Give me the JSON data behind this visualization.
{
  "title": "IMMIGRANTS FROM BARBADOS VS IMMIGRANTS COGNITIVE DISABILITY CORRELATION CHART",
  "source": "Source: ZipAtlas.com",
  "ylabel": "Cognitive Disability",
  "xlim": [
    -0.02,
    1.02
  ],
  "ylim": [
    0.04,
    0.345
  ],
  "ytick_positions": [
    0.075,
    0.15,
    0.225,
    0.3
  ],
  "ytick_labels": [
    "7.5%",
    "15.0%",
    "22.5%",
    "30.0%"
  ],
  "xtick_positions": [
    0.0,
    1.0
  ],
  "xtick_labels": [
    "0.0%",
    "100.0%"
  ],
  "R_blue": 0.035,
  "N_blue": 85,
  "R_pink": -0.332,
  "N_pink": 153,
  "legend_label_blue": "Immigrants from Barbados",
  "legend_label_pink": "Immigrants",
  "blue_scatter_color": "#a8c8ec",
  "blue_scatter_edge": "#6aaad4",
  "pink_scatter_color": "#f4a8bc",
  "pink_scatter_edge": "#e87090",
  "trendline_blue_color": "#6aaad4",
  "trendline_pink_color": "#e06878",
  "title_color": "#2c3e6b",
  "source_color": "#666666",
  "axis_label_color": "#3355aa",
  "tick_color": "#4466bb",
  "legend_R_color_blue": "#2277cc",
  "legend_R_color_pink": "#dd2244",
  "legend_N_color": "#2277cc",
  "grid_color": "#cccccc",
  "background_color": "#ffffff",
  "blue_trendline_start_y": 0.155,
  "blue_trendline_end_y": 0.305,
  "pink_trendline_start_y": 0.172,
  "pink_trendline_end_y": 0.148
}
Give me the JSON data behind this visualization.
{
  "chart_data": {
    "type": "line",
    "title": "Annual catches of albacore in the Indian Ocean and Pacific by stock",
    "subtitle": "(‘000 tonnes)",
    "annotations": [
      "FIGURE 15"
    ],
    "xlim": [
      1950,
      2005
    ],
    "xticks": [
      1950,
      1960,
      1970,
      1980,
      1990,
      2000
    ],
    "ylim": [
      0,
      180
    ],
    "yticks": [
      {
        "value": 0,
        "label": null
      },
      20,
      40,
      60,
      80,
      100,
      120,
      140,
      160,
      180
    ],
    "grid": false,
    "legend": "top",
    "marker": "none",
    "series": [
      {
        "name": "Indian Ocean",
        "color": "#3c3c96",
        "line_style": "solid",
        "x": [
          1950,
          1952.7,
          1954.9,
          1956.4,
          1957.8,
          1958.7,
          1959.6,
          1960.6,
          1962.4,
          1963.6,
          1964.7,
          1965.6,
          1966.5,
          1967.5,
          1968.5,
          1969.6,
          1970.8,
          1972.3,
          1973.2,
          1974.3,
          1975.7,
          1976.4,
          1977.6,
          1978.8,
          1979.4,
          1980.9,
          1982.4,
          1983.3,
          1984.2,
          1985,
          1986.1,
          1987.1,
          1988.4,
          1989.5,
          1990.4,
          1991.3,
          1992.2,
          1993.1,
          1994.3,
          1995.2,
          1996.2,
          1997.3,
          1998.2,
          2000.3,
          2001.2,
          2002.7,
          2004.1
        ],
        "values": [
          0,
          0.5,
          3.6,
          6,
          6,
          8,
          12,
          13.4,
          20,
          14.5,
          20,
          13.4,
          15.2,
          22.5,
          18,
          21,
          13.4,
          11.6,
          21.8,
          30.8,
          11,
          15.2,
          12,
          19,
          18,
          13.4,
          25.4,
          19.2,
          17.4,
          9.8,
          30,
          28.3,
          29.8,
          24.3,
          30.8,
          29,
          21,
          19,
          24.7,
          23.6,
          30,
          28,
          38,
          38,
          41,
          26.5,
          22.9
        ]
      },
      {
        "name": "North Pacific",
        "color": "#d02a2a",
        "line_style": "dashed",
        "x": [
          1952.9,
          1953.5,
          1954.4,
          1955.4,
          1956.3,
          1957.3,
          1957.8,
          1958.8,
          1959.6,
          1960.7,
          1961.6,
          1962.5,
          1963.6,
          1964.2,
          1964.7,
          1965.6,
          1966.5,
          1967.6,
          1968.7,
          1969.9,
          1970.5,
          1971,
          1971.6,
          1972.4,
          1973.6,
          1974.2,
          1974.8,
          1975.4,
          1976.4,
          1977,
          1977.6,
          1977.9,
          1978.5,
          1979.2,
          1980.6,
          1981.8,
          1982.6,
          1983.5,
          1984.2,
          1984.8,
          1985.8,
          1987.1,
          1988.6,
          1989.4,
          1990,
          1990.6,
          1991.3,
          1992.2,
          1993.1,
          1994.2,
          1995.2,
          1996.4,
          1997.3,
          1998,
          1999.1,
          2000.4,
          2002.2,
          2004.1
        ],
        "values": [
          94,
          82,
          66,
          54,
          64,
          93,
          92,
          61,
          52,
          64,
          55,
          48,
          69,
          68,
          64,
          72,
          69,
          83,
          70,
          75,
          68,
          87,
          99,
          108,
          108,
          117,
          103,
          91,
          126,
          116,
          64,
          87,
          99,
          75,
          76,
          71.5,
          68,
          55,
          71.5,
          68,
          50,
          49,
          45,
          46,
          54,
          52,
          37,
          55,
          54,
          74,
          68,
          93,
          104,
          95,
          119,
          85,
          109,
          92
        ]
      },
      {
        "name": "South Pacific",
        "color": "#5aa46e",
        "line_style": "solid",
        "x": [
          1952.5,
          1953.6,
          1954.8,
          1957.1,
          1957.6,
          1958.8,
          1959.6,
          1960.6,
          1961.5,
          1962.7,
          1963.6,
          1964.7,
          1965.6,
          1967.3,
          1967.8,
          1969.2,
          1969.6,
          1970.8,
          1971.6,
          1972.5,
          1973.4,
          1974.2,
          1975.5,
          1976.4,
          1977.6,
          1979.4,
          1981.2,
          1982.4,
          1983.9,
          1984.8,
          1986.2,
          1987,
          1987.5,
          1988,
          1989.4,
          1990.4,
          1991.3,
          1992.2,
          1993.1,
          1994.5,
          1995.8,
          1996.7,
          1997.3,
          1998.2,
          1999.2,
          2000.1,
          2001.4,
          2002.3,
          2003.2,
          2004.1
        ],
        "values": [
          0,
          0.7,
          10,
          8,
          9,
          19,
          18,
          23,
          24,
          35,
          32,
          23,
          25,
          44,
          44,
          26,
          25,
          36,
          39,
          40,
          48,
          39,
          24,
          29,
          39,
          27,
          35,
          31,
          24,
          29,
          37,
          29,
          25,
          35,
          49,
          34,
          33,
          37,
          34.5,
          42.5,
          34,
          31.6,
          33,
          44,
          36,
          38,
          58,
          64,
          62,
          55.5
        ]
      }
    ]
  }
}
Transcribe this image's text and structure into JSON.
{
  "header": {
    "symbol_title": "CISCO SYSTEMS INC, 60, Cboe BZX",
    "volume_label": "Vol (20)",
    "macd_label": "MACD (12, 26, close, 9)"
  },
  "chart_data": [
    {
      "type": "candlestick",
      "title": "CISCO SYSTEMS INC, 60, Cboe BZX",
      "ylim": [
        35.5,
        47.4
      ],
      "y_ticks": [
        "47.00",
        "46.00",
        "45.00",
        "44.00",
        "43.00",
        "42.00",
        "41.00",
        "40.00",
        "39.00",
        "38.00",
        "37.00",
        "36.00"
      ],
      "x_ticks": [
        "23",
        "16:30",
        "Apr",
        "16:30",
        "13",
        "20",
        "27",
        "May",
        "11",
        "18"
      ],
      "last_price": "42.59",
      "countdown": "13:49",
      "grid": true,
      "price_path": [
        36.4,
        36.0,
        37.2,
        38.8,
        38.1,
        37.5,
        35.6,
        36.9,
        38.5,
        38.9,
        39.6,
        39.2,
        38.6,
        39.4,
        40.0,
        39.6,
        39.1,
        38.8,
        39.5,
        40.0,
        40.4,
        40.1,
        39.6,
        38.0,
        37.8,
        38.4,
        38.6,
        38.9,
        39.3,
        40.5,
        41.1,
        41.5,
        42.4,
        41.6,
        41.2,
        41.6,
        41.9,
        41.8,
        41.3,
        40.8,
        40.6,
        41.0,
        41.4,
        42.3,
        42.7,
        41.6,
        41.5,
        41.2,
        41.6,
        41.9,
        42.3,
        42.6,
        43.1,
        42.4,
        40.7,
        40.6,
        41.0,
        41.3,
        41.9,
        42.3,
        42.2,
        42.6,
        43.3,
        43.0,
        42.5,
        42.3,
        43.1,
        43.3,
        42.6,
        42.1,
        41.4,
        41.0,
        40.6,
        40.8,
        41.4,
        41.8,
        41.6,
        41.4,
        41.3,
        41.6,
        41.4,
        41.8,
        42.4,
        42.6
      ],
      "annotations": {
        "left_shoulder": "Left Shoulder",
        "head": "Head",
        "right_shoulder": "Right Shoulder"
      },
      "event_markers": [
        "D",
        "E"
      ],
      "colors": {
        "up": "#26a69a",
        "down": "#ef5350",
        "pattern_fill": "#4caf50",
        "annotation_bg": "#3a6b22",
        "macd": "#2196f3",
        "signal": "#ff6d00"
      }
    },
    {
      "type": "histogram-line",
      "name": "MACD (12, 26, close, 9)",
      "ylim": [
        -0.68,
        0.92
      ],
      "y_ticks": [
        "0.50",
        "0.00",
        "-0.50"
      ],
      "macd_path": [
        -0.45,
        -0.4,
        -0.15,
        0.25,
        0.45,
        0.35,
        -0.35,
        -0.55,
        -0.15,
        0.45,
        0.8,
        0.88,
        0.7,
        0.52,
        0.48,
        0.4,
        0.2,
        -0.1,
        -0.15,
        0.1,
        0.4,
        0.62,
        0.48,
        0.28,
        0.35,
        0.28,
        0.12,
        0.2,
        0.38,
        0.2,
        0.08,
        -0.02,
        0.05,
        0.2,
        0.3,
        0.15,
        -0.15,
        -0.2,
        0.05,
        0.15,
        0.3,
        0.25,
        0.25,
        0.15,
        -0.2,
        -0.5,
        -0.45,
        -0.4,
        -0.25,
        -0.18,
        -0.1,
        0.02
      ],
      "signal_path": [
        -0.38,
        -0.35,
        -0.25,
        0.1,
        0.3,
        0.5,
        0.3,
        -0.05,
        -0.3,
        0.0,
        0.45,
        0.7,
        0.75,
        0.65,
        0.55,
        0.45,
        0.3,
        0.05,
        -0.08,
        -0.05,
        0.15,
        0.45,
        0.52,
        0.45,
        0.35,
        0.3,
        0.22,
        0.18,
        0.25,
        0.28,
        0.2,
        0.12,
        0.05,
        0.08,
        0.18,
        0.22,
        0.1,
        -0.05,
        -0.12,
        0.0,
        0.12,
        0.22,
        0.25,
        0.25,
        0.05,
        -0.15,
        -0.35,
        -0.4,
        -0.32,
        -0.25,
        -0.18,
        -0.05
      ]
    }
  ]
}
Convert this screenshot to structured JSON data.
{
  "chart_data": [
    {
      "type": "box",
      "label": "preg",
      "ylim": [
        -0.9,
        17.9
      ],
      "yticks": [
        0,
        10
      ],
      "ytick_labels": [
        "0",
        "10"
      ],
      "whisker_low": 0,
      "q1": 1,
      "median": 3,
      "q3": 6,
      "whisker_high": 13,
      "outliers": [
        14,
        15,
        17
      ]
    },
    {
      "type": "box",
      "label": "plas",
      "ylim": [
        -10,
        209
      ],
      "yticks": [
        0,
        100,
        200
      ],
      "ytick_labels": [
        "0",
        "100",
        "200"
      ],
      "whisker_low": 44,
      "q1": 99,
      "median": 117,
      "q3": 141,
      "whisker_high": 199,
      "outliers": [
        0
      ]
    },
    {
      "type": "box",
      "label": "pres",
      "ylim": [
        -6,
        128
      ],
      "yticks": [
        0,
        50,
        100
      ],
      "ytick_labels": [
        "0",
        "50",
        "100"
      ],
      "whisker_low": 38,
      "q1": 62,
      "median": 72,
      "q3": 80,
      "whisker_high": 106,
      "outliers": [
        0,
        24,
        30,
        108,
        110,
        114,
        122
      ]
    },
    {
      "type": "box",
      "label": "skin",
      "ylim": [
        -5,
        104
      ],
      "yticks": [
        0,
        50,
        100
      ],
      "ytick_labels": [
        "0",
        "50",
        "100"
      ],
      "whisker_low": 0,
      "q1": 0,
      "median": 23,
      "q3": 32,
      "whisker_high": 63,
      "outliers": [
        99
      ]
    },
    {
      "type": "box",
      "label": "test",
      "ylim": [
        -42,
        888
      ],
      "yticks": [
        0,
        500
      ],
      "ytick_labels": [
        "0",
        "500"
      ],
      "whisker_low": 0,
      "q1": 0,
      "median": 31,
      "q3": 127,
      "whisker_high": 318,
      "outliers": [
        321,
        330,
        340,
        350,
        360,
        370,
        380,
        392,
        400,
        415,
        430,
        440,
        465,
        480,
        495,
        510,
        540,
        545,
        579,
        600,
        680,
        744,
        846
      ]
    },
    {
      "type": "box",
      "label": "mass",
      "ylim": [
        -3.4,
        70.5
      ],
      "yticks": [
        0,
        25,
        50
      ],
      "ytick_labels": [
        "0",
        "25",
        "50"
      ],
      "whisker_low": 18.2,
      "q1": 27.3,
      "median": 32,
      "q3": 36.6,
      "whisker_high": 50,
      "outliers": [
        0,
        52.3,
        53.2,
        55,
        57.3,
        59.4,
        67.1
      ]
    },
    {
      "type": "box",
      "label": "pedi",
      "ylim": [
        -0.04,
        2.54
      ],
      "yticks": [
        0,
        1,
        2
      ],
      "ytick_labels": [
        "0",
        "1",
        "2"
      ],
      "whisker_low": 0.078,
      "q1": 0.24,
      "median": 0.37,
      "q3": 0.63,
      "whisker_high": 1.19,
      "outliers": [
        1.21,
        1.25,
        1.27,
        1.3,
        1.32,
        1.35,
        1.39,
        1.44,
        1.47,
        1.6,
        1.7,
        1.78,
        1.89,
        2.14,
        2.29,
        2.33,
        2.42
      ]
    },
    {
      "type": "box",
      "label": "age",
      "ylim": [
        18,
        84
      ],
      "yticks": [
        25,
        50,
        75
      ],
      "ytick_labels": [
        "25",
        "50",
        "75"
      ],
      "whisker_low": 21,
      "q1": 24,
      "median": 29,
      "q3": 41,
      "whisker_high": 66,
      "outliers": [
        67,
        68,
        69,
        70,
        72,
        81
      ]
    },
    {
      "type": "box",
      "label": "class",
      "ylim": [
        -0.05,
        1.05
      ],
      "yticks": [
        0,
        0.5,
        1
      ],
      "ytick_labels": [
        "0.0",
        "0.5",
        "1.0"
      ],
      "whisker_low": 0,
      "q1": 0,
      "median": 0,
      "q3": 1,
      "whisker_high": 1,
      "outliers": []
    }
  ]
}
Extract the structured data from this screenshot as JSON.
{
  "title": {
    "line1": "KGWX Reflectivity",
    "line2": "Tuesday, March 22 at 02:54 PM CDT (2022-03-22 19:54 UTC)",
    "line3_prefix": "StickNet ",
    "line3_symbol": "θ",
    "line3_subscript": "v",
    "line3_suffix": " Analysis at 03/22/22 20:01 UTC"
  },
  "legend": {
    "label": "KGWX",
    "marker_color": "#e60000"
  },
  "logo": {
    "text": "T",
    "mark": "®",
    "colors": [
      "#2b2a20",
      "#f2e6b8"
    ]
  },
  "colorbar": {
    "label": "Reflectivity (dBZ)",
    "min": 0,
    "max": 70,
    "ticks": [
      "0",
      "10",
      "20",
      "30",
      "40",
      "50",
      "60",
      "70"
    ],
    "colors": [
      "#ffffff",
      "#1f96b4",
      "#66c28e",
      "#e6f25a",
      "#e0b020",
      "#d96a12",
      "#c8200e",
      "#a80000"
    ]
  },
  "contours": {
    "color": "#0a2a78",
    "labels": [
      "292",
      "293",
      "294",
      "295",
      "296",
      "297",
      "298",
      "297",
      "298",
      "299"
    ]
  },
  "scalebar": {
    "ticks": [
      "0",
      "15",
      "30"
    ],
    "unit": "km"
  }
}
※
Using the listing above, return all lines where the word "Pacific" occurs.

    "title": "Annual catches of albacore in the Indian Ocean and Pacific by stock",
        "name": "North Pacific",
        "name": "South Pacific",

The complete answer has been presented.